Items from a data source:
☆ ☆ ☆ ☆ ☆

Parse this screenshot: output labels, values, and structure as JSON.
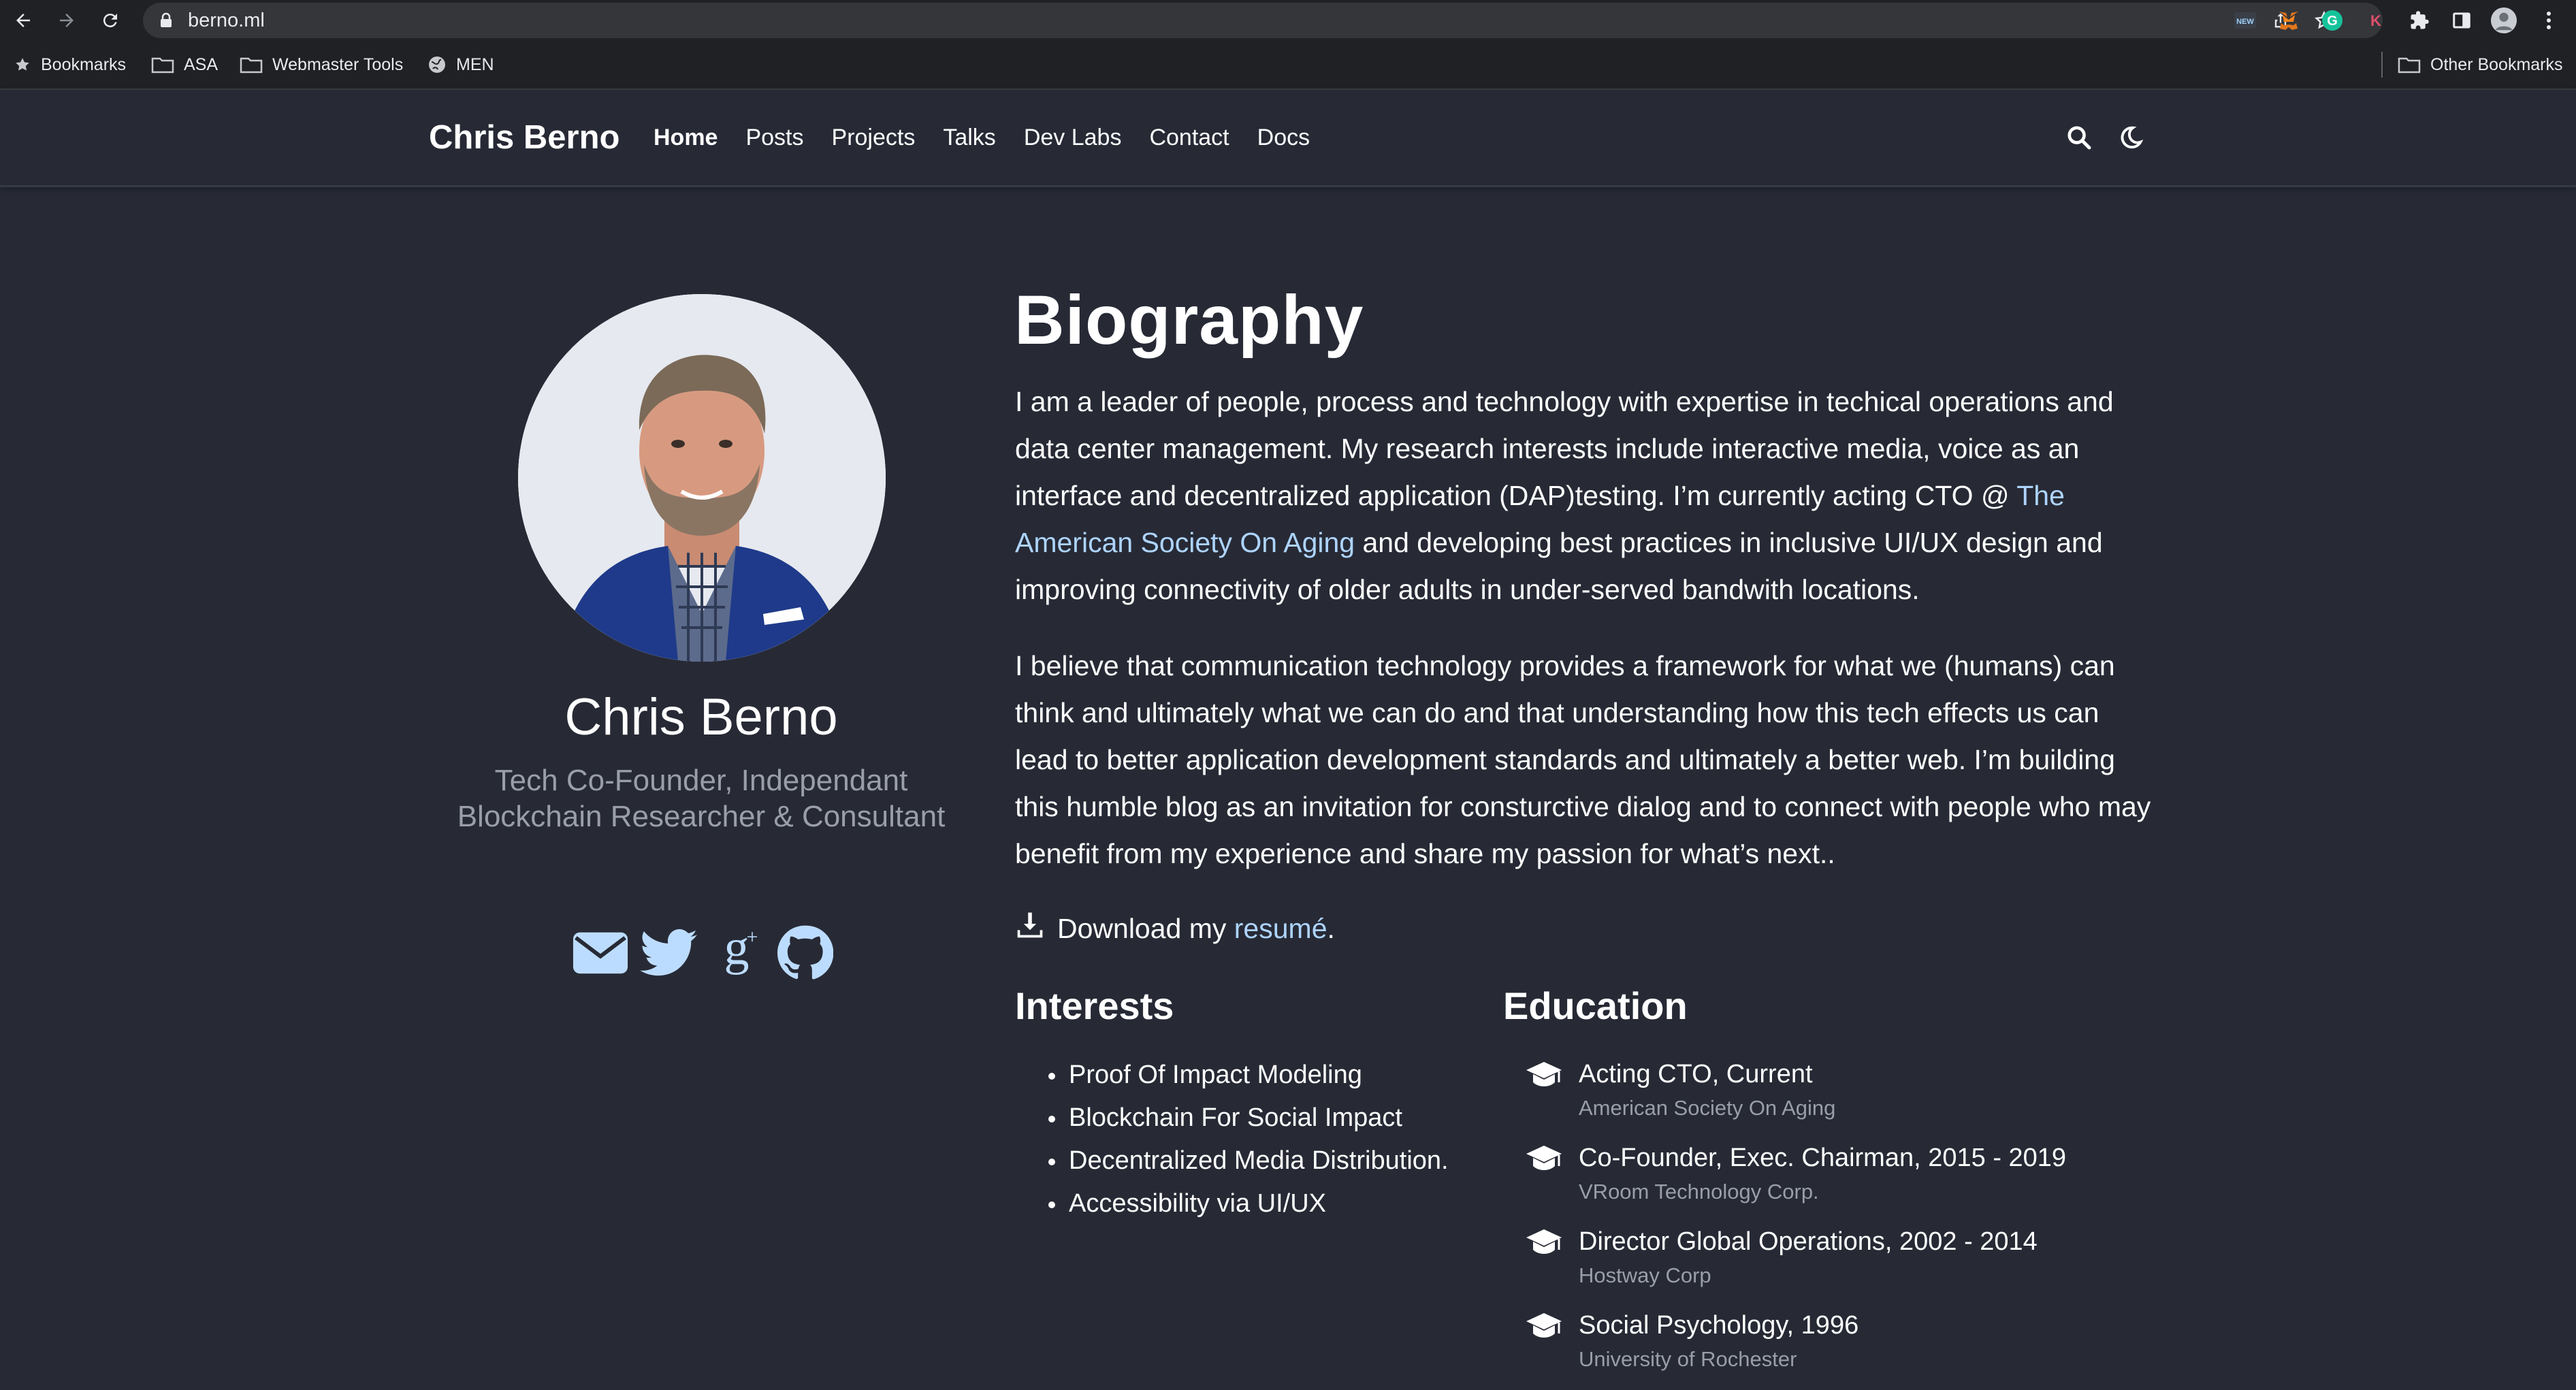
{
  "browser": {
    "url": "berno.ml",
    "bookmarks": [
      {
        "label": "Bookmarks",
        "icon": "star-icon"
      },
      {
        "label": "ASA",
        "icon": "folder-icon"
      },
      {
        "label": "Webmaster Tools",
        "icon": "folder-icon"
      },
      {
        "label": "MEN",
        "icon": "globe-icon"
      }
    ],
    "other_bookmarks": "Other Bookmarks",
    "extension_badge": "NEW",
    "extension_k": "K"
  },
  "site": {
    "brand": "Chris Berno",
    "nav": [
      "Home",
      "Posts",
      "Projects",
      "Talks",
      "Dev Labs",
      "Contact",
      "Docs"
    ],
    "active_nav": "Home"
  },
  "profile": {
    "name": "Chris Berno",
    "role": "Tech Co-Founder, Independant Blockchain Researcher & Consultant",
    "socials": [
      "envelope-icon",
      "twitter-icon",
      "google-scholar-icon",
      "github-icon"
    ]
  },
  "bio": {
    "title": "Biography",
    "p1_before": "I am a leader of people, process and technology with expertise in techical operations and data center management. My research interests include interactive media, voice as an interface and decentralized application (DAP)testing. I’m currently acting CTO @ ",
    "p1_link": "The American Society On Aging",
    "p1_after": " and developing best practices in inclusive UI/UX design and improving connectivity of older adults in under-served bandwith locations.",
    "p2": "I believe that communication technology provides a framework for what we (humans) can think and ultimately what we can do and that understanding how this tech effects us can lead to better application development standards and ultimately a better web. I’m building this humble blog as an invitation for consturctive dialog and to connect with people who may benefit from my experience and share my passion for what’s next..",
    "resume_prefix": "Download my ",
    "resume_link": "resumé",
    "resume_suffix": "."
  },
  "interests": {
    "title": "Interests",
    "items": [
      "Proof Of Impact Modeling",
      "Blockchain For Social Impact",
      "Decentralized Media Distribution.",
      "Accessibility via UI/UX"
    ]
  },
  "education": {
    "title": "Education",
    "items": [
      {
        "course": "Acting CTO, Current",
        "institution": "American Society On Aging"
      },
      {
        "course": "Co-Founder, Exec. Chairman, 2015 - 2019",
        "institution": "VRoom Technology Corp."
      },
      {
        "course": "Director Global Operations, 2002 - 2014",
        "institution": "Hostway Corp"
      },
      {
        "course": "Social Psychology, 1996",
        "institution": "University of Rochester"
      }
    ]
  },
  "colors": {
    "background": "#272a35",
    "link": "#aed4ff",
    "muted": "#9a9ea8",
    "social": "#bcdcff"
  }
}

☆ ☆ ☆ ☆ ☆

Stated goal: Which lines hold the word "institution"? Copy all of them.

Task output:
        "institution": "American Society On Aging"
        "institution": "VRoom Technology Corp."
        "institution": "Hostway Corp"
        "institution": "University of Rochester"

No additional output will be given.